--- Brief ---
The listing below should be copied in full, word for word.
-------- Supplied entries --------
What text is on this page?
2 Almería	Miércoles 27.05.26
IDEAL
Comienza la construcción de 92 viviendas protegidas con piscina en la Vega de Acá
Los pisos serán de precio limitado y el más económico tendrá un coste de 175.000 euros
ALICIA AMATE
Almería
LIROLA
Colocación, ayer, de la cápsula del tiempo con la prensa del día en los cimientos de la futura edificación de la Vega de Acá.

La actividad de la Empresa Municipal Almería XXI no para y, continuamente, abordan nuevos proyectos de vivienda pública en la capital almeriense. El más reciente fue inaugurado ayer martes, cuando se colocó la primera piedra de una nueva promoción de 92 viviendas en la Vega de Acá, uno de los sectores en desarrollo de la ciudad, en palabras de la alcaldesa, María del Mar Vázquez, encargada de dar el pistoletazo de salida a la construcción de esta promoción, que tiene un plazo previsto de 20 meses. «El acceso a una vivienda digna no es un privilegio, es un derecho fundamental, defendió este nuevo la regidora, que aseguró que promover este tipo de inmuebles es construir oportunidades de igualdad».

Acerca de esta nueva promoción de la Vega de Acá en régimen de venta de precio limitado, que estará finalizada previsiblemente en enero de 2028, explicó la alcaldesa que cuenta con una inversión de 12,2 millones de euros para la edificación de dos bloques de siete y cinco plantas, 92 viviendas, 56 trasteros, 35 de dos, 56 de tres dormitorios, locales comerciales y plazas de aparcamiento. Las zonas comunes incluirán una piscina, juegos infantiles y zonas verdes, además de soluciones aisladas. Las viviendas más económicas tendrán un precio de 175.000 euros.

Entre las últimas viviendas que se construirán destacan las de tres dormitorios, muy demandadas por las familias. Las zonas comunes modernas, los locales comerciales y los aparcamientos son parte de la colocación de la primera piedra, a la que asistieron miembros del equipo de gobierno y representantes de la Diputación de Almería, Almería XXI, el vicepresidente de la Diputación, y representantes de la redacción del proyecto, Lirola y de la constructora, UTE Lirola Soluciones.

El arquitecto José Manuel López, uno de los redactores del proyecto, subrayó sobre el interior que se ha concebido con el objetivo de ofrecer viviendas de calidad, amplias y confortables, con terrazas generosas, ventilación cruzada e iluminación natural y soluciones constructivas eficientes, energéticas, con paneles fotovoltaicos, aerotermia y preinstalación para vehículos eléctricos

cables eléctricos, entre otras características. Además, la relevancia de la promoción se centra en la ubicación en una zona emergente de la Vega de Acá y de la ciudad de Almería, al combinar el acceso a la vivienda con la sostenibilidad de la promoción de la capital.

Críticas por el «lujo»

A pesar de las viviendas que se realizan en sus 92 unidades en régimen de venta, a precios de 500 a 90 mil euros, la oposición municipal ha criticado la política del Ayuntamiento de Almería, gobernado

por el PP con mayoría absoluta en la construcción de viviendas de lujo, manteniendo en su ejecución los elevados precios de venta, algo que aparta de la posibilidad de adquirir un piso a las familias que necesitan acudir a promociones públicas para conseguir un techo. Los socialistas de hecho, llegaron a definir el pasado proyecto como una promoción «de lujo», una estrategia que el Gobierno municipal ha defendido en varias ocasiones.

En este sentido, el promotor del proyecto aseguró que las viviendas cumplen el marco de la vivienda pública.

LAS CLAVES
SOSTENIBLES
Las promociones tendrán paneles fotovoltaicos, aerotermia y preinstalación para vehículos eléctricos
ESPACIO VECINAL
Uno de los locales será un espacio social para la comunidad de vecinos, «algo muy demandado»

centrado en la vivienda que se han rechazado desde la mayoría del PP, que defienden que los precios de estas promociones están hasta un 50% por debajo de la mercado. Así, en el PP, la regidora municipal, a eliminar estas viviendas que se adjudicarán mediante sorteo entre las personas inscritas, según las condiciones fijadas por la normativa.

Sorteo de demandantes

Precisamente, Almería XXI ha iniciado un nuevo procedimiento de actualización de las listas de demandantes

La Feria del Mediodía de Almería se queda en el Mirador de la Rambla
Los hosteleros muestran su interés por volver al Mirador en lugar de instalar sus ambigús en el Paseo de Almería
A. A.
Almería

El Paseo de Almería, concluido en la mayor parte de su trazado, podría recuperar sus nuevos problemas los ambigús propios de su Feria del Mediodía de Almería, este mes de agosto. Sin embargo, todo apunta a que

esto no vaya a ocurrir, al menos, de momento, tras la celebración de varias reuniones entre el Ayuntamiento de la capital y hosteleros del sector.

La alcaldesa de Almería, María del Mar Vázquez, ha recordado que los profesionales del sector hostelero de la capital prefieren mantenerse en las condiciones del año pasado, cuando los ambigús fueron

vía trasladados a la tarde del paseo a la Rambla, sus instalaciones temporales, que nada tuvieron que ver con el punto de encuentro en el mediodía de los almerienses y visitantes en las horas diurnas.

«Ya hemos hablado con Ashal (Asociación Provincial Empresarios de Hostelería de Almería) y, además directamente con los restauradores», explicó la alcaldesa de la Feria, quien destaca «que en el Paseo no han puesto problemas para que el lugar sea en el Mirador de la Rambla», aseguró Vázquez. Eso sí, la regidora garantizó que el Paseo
--------
--- Solution to the problem ---
What text is on this page?
2 Almería	Miércoles 27.05.26
IDEAL
Comienza la construcción de 92 viviendas protegidas con piscina en la Vega de Acá
Los pisos serán de precio limitado y el más económico tendrá un coste de 175.000 euros
ALICIA AMATE
Almería
LIROLA
Colocación, ayer, de la cápsula del tiempo con la prensa del día en los cimientos de la futura edificación de la Vega de Acá.

La actividad de la Empresa Municipal Almería XXI no para y, continuamente, abordan nuevos proyectos de vivienda pública en la capital almeriense. El más reciente fue inaugurado ayer martes, cuando se colocó la primera piedra de una nueva promoción de 92 viviendas en la Vega de Acá, uno de los sectores en desarrollo de la ciudad, en palabras de la alcaldesa, María del Mar Vázquez, encargada de dar el pistoletazo de salida a la construcción de esta promoción, que tiene un plazo previsto de 20 meses. «El acceso a una vivienda digna no es un privilegio, es un derecho fundamental, defendió este nuevo la regidora, que aseguró que promover este tipo de inmuebles es construir oportunidades de igualdad».

Acerca de esta nueva promoción de la Vega de Acá en régimen de venta de precio limitado, que estará finalizada previsiblemente en enero de 2028, explicó la alcaldesa que cuenta con una inversión de 12,2 millones de euros para la edificación de dos bloques de siete y cinco plantas, 92 viviendas, 56 trasteros, 35 de dos, 56 de tres dormitorios, locales comerciales y plazas de aparcamiento. Las zonas comunes incluirán una piscina, juegos infantiles y zonas verdes, además de soluciones aisladas. Las viviendas más económicas tendrán un precio de 175.000 euros.

Entre las últimas viviendas que se construirán destacan las de tres dormitorios, muy demandadas por las familias. Las zonas comunes modernas, los locales comerciales y los aparcamientos son parte de la colocación de la primera piedra, a la que asistieron miembros del equipo de gobierno y representantes de la Diputación de Almería, Almería XXI, el vicepresidente de la Diputación, y representantes de la redacción del proyecto, Lirola y de la constructora, UTE Lirola Soluciones.

El arquitecto José Manuel López, uno de los redactores del proyecto, subrayó sobre el interior que se ha concebido con el objetivo de ofrecer viviendas de calidad, amplias y confortables, con terrazas generosas, ventilación cruzada e iluminación natural y soluciones constructivas eficientes, energéticas, con paneles fotovoltaicos, aerotermia y preinstalación para vehículos eléctricos

cables eléctricos, entre otras características. Además, la relevancia de la promoción se centra en la ubicación en una zona emergente de la Vega de Acá y de la ciudad de Almería, al combinar el acceso a la vivienda con la sostenibilidad de la promoción de la capital.

Críticas por el «lujo»

A pesar de las viviendas que se realizan en sus 92 unidades en régimen de venta, a precios de 500 a 90 mil euros, la oposición municipal ha criticado la política del Ayuntamiento de Almería, gobernado

por el PP con mayoría absoluta en la construcción de viviendas de lujo, manteniendo en su ejecución los elevados precios de venta, algo que aparta de la posibilidad de adquirir un piso a las familias que necesitan acudir a promociones públicas para conseguir un techo. Los socialistas de hecho, llegaron a definir el pasado proyecto como una promoción «de lujo», una estrategia que el Gobierno municipal ha defendido en varias ocasiones.

En este sentido, el promotor del proyecto aseguró que las viviendas cumplen el marco de la vivienda pública.

LAS CLAVES
SOSTENIBLES
Las promociones tendrán paneles fotovoltaicos, aerotermia y preinstalación para vehículos eléctricos
ESPACIO VECINAL
Uno de los locales será un espacio social para la comunidad de vecinos, «algo muy demandado»

centrado en la vivienda que se han rechazado desde la mayoría del PP, que defienden que los precios de estas promociones están hasta un 50% por debajo de la mercado. Así, en el PP, la regidora municipal, a eliminar estas viviendas que se adjudicarán mediante sorteo entre las personas inscritas, según las condiciones fijadas por la normativa.

Sorteo de demandantes

Precisamente, Almería XXI ha iniciado un nuevo procedimiento de actualización de las listas de demandantes

La Feria del Mediodía de Almería se queda en el Mirador de la Rambla
Los hosteleros muestran su interés por volver al Mirador en lugar de instalar sus ambigús en el Paseo de Almería
A. A.
Almería

El Paseo de Almería, concluido en la mayor parte de su trazado, podría recuperar sus nuevos problemas los ambigús propios de su Feria del Mediodía de Almería, este mes de agosto. Sin embargo, todo apunta a que

esto no vaya a ocurrir, al menos, de momento, tras la celebración de varias reuniones entre el Ayuntamiento de la capital y hosteleros del sector.

La alcaldesa de Almería, María del Mar Vázquez, ha recordado que los profesionales del sector hostelero de la capital prefieren mantenerse en las condiciones del año pasado, cuando los ambigús fueron

vía trasladados a la tarde del paseo a la Rambla, sus instalaciones temporales, que nada tuvieron que ver con el punto de encuentro en el mediodía de los almerienses y visitantes en las horas diurnas.

«Ya hemos hablado con Ashal (Asociación Provincial Empresarios de Hostelería de Almería) y, además directamente con los restauradores», explicó la alcaldesa de la Feria, quien destaca «que en el Paseo no han puesto problemas para que el lugar sea en el Mirador de la Rambla», aseguró Vázquez. Eso sí, la regidora garantizó que el Paseo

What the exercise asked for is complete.